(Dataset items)
--- start ---

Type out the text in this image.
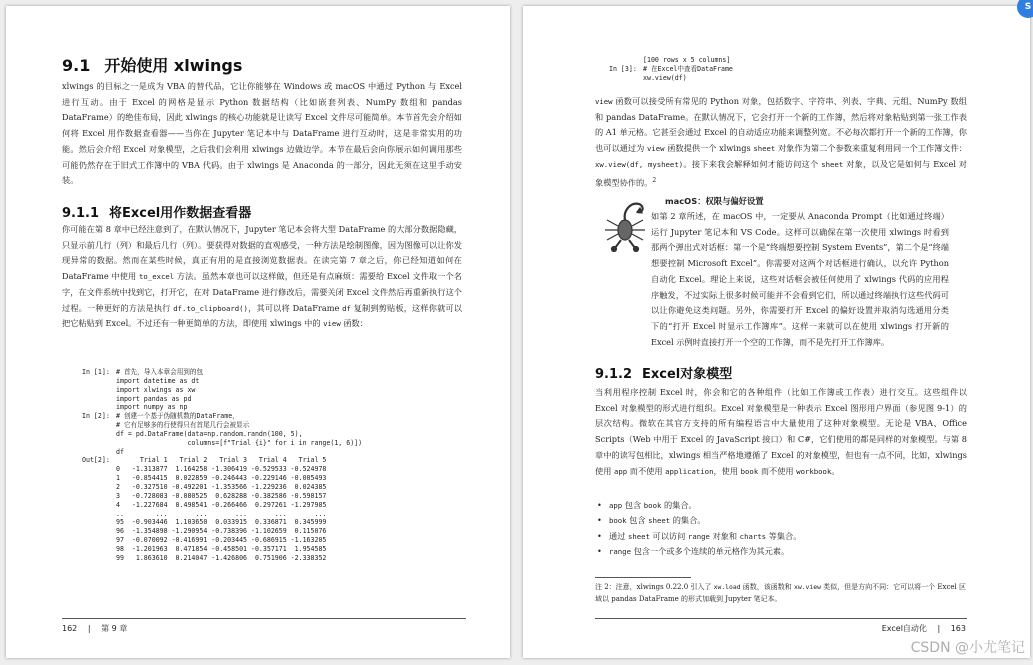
9.1 开始使用 xlwings

xlwings 的目标之一是成为 VBA 的替代品，它让你能够在 Windows 或 macOS 中通过 Python 与 Excel 进行互动。由于 Excel 的网格是显示 Python 数据结构（比如嵌套列表、NumPy 数组和 pandas DataFrame）的绝佳布局，因此 xlwings 的核心功能就是让读写 Excel 文件尽可能简单。本节首先会介绍如何将 Excel 用作数据查看器——当你在 Jupyter 笔记本中与 DataFrame 进行互动时，这是非常实用的功能。然后会介绍 Excel 对象模型，之后我们会利用 xlwings 边做边学。本节在最后会向你展示如何调用那些可能仍然存在于旧式工作簿中的 VBA 代码。由于 xlwings 是 Anaconda 的一部分，因此无须在这里手动安装。

9.1.1 将Excel用作数据查看器

你可能在第 8 章中已经注意到了，在默认情况下，Jupyter 笔记本会将大型 DataFrame 的大部分数据隐藏，只显示前几行（列）和最后几行（列）。要获得对数据的直观感受，一种方法是绘制图像，因为图像可以让你发现异常的数据。然而在某些时候，真正有用的是直接浏览数据表。在读完第 7 章之后，你已经知道如何在 DataFrame 中使用 to_excel 方法。虽然本章也可以这样做，但还是有点麻烦：需要给 Excel 文件取一个名字，在文件系统中找到它，打开它，在对 DataFrame 进行修改后，需要关闭 Excel 文件然后再重新执行这个过程。一种更好的方法是执行 df.to_clipboard()，其可以将 DataFrame df 复制到剪贴板，这样你就可以把它粘贴到 Excel。不过还有一种更简单的方法，即使用 xlwings 中的 view 函数：

In [1]: # 首先，导入本章会用到的包
import datetime as dt
import xlwings as xw
import pandas as pd
import numpy as np
In [2]: # 创建一个基于伪随机数的DataFrame，
# 它有足够多的行使得只有首尾几行会被显示
df = pd.DataFrame(data=np.random.randn(100, 5),
columns=[f"Trial {i}" for i in range(1, 6)])
df
Out[2]: Trial 1   Trial 2   Trial 3   Trial 4   Trial 5
0   -1.313877  1.164258 -1.306419 -0.529533 -0.524978
1   -0.854415  0.022859 -0.246443 -0.229146 -0.005493
2   -0.327510 -0.492201 -1.353566 -1.229236  0.024385
3   -0.728083 -0.080525  0.628288 -0.382586 -0.590157
4   -1.227684  0.498541 -0.266466  0.297261 -1.297985
..        ...       ...       ...       ...       ...
95  -0.903446  1.103650  0.033915  0.336871  0.345999
96  -1.354898 -1.290954 -0.738396 -1.102659  0.115076
97  -0.070092 -0.416991 -0.203445 -0.686915 -1.163205
98  -1.201963  0.471854 -0.458501 -0.357171  1.954585
99   1.863610  0.214047 -1.426806  0.751906 -2.338352
162 | 第 9 章
[100 rows x 5 columns]
In [3]: # 在Excel中查看DataFrame
xw.view(df)

view 函数可以接受所有常见的 Python 对象，包括数字、字符串、列表、字典、元组、NumPy 数组和 pandas DataFrame。在默认情况下，它会打开一个新的工作簿，然后将对象粘贴到第一张工作表的 A1 单元格。它甚至会通过 Excel 的自动适应功能来调整列宽。不必每次都打开一个新的工作簿，你也可以通过为 view 函数提供一个 xlwings sheet 对象作为第二个参数来重复利用同一个工作簿文件：xw.view(df, mysheet)。接下来我会解释如何才能访问这个 sheet 对象，以及它是如何与 Excel 对象模型协作的。$^2$

macOS：权限与偏好设置

如第 2 章所述，在 macOS 中，一定要从 Anaconda Prompt（比如通过终端）运行 Jupyter 笔记本和 VS Code。这样可以确保在第一次使用 xlwings 时看到那两个弹出式对话框：第一个是“终端想要控制 System Events”，第二个是“终端想要控制 Microsoft Excel”。你需要对这两个对话框进行确认，以允许 Python 自动化 Excel。理论上来说，这些对话框会被任何使用了 xlwings 代码的应用程序触发，不过实际上很多时候可能并不会看到它们，所以通过终端执行这些代码可以让你避免这类问题。另外，你需要打开 Excel 的偏好设置并取消勾选通用分类下的“打开 Excel 时显示工作簿库”。这样一来就可以在使用 xlwings 打开新的 Excel 示例时直接打开一个空的工作簿，而不是先打开工作簿库。

9.1.2 Excel对象模型

当利用程序控制 Excel 时，你会和它的各种组件（比如工作簿或工作表）进行交互。这些组件以 Excel 对象模型的形式进行组织。Excel 对象模型是一种表示 Excel 图形用户界面（参见图 9-1）的层次结构。微软在其官方支持的所有编程语言中大量使用了这种对象模型。无论是 VBA、Office Scripts（Web 中用于 Excel 的 JavaScript 接口）和 C#，它们使用的都是同样的对象模型。与第 8 章中的读写包相比，xlwings 相当严格地遵循了 Excel 的对象模型，但也有一点不同，比如，xlwings 使用 app 而不使用 application，使用 book 而不使用 workbook。

• app 包含 book 的集合。
• book 包含 sheet 的集合。
• 通过 sheet 可以访问 range 对象和 charts 等集合。
• range 包含一个或多个连续的单元格作为其元素。

注 2：注意，xlwings 0.22.0 引入了 xw.load 函数，该函数和 xw.view 类似，但是方向不同：它可以将一个 Excel 区域以 pandas DataFrame 的形式加载到 Jupyter 笔记本。

Excel自动化 | 163
S
CSDN @小尤笔记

--- end ---

From the entries above, extract each line containing "Trial".

→ Solution
columns=[f"Trial {i}" for i in range(1, 6)])
Out[2]: Trial 1   Trial 2   Trial 3   Trial 4   Trial 5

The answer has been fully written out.